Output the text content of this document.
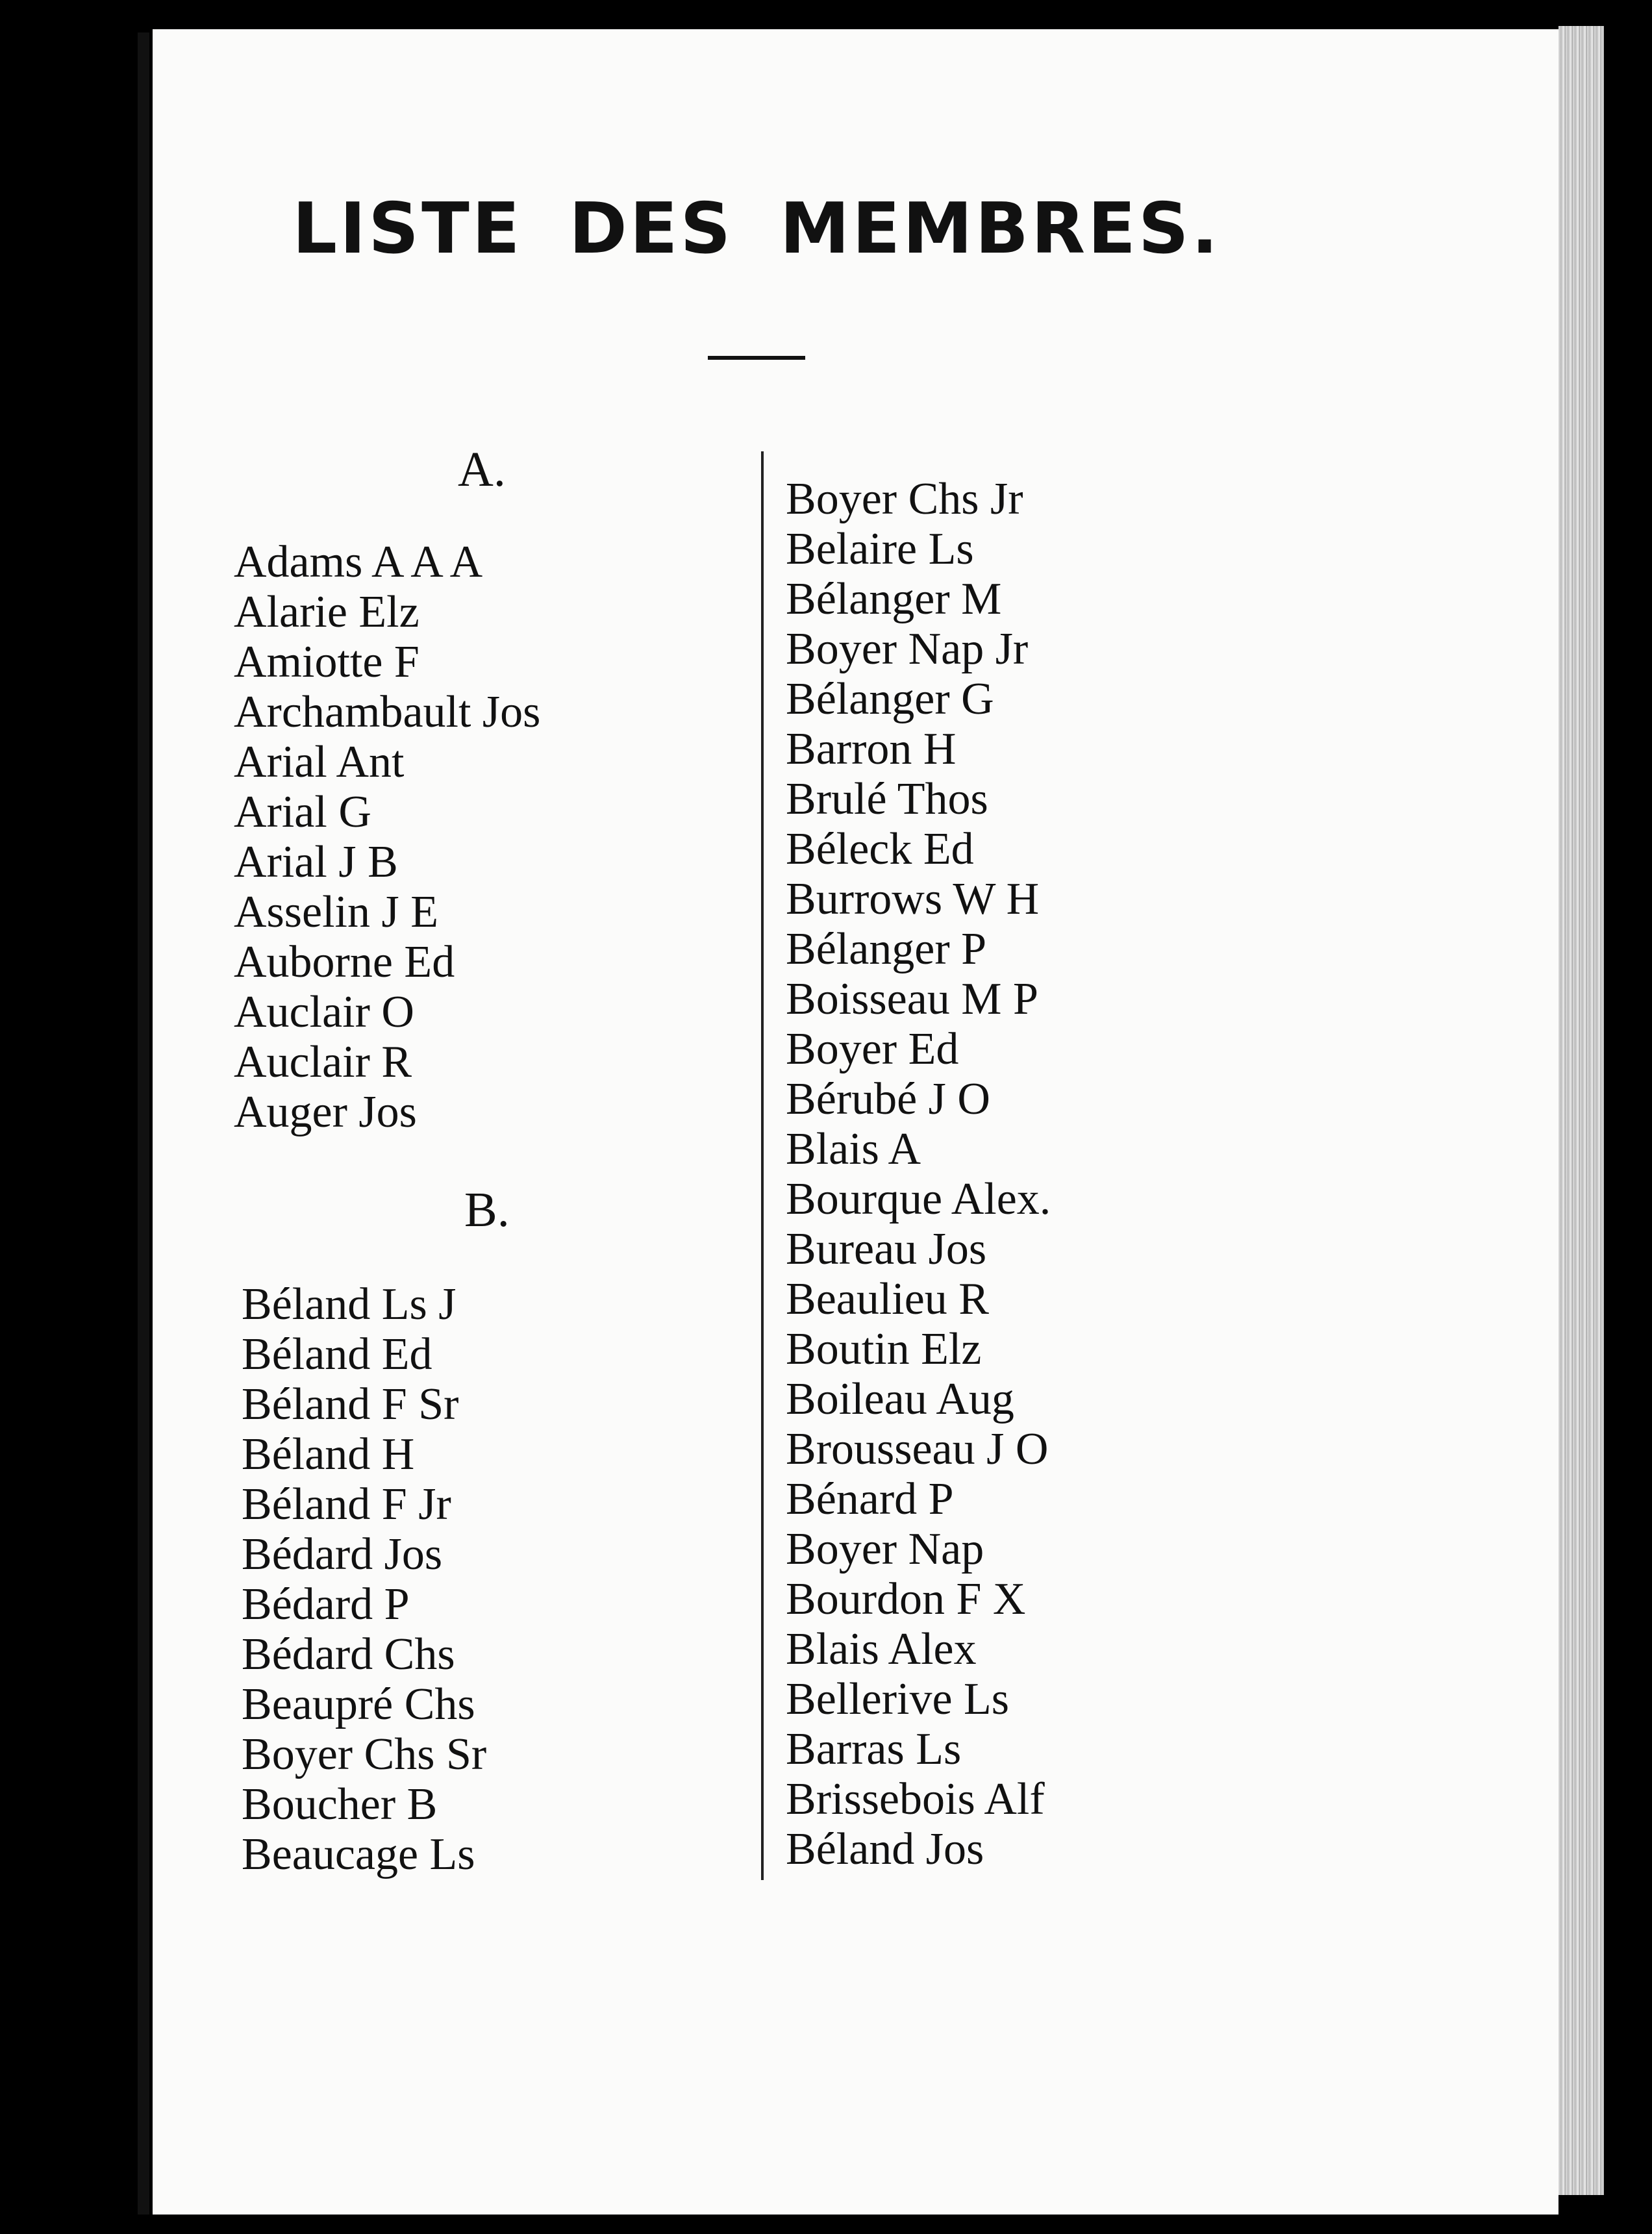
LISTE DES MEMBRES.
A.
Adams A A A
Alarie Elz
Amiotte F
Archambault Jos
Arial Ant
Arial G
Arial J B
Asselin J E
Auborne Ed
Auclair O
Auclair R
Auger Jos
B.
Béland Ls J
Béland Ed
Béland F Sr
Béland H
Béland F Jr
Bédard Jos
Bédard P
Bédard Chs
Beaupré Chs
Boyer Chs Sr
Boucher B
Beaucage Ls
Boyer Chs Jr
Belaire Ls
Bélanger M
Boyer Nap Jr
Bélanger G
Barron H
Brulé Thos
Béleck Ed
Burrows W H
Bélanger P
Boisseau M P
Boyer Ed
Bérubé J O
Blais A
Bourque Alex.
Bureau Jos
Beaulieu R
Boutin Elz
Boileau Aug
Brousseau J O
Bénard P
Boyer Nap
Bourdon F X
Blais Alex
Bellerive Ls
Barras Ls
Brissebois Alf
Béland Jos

★ ★ ★ ★ ★ ★ ★

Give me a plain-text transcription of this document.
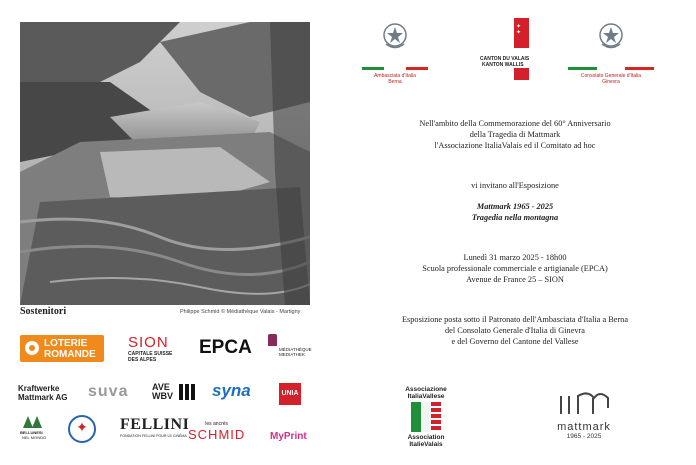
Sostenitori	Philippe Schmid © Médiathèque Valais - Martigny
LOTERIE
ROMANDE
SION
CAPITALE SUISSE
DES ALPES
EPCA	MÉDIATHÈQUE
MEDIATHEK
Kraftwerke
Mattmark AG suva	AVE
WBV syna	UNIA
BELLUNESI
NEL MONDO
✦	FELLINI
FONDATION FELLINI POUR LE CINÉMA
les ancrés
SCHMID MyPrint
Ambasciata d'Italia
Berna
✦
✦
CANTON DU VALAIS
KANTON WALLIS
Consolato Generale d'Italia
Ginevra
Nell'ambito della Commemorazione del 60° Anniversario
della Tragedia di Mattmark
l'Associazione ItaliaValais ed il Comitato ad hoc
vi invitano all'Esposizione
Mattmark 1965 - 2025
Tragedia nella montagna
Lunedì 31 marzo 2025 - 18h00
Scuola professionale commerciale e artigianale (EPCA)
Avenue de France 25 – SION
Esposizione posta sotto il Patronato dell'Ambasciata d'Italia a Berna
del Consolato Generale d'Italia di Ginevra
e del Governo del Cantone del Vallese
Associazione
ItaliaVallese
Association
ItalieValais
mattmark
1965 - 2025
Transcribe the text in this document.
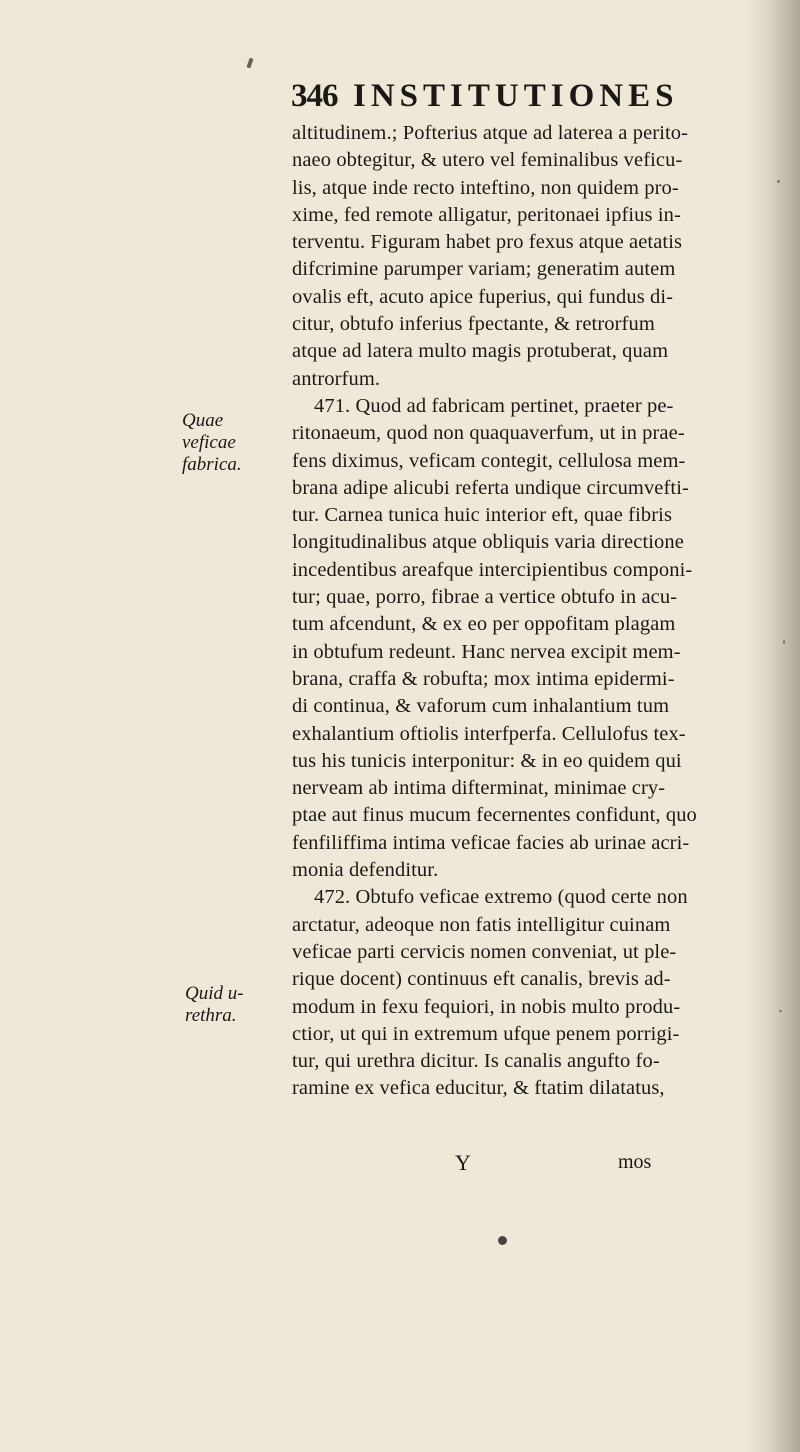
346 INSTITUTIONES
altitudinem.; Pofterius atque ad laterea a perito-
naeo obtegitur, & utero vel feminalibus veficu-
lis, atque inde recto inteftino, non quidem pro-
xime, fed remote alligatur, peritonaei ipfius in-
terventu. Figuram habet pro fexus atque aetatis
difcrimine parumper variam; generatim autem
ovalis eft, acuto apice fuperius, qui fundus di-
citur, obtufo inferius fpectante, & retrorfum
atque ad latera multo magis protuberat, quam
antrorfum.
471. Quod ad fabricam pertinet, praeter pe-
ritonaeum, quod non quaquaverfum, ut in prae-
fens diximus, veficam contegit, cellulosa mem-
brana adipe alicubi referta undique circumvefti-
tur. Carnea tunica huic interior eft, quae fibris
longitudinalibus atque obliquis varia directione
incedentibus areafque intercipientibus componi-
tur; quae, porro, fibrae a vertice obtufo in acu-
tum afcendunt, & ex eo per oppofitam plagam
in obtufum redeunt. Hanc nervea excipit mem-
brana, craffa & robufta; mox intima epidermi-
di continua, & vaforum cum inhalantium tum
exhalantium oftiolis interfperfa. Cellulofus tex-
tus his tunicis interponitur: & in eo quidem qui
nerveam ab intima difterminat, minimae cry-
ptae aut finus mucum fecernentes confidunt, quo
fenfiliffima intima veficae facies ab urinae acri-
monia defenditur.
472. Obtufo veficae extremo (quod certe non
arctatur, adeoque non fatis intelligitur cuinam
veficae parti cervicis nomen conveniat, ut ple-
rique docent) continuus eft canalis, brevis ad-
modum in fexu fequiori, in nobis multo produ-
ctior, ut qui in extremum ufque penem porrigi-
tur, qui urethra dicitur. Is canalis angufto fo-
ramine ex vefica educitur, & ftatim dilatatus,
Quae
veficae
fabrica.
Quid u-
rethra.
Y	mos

★ ★ ★ ★ ★ ★ ★

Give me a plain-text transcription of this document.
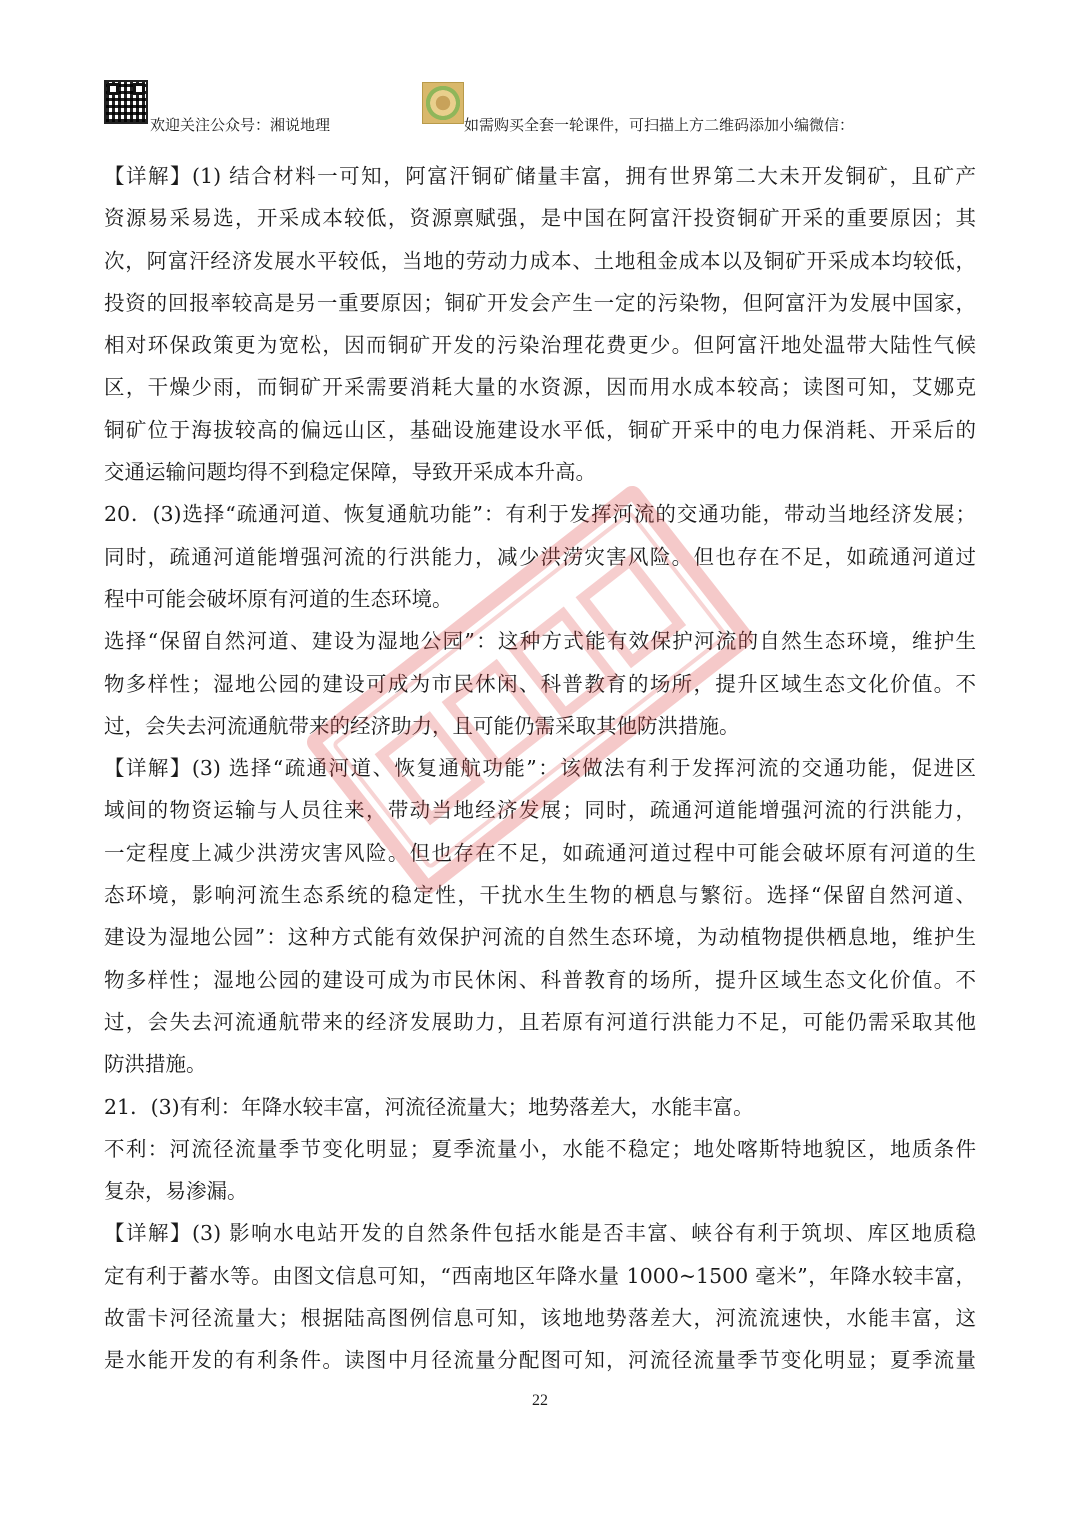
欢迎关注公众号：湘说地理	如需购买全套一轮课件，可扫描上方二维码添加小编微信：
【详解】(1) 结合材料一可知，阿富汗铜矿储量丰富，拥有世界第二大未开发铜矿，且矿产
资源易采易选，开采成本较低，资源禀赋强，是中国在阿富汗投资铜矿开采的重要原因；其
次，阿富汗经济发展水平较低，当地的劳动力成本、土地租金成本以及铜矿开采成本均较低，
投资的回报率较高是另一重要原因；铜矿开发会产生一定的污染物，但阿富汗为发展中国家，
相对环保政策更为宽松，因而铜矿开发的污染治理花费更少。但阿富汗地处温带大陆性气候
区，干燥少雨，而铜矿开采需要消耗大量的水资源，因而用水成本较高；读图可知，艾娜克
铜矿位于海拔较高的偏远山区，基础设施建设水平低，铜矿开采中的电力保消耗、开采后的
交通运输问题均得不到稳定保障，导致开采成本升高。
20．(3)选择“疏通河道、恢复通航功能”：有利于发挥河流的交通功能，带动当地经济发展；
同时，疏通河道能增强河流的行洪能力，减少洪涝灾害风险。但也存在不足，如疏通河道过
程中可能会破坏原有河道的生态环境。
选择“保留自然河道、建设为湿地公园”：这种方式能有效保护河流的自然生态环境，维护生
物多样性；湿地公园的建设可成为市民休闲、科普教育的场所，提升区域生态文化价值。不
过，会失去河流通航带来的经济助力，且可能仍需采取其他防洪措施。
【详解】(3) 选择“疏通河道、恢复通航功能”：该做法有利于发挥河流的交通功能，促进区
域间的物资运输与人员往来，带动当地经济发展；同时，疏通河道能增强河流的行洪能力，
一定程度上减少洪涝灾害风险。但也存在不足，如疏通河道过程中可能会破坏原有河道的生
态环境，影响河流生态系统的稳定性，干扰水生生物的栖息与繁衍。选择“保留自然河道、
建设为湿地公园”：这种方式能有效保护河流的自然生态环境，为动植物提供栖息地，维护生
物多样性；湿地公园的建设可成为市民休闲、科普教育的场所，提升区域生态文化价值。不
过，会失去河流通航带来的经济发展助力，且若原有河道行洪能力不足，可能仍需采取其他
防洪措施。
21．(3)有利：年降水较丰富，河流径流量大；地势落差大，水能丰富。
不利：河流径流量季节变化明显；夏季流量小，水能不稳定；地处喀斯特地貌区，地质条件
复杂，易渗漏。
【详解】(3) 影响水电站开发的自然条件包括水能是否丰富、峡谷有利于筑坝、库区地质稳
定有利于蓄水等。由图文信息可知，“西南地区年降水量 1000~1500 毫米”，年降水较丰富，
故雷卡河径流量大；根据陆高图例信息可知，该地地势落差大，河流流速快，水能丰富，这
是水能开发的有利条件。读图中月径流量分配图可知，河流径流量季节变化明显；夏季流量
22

★ ★ ★ ★ ★ ★ ★

Report all lines of the data that include the word "EPCA".

Complete response:
EPCA	MÉDIATHÈQUE
Scuola professionale commerciale e artigianale (EPCA)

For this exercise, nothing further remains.